» What is needed: Go through the listing beneath this task and return every line that carries the string "северо".

Records from a dataset
========================================

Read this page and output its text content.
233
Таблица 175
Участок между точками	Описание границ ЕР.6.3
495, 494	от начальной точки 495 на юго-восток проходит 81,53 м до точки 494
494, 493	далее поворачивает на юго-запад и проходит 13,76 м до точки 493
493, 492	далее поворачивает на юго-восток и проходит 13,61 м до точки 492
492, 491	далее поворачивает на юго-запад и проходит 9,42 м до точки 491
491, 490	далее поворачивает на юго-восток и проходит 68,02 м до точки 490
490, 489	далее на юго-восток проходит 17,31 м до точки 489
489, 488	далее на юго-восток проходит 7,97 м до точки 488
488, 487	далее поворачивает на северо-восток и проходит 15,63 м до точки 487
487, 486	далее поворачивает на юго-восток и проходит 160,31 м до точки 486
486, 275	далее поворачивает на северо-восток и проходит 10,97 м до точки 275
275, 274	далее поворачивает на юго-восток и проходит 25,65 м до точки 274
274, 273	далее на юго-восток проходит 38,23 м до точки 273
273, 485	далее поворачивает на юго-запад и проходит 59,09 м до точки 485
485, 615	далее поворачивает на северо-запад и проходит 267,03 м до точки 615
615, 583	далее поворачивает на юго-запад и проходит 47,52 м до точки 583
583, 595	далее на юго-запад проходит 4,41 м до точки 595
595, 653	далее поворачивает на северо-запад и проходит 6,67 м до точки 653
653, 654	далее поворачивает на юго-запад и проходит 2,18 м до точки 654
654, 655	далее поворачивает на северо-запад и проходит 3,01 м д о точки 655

========================================

» Solution for this problem:
488, 487	далее поворачивает на северо-восток и проходит 15,63 м до точки 487
486, 275	далее поворачивает на северо-восток и проходит 10,97 м до точки 275
485, 615	далее поворачивает на северо-запад и проходит 267,03 м до точки 615
595, 653	далее поворачивает на северо-запад и проходит 6,67 м до точки 653
654, 655	далее поворачивает на северо-запад и проходит 3,01 м д о точки 655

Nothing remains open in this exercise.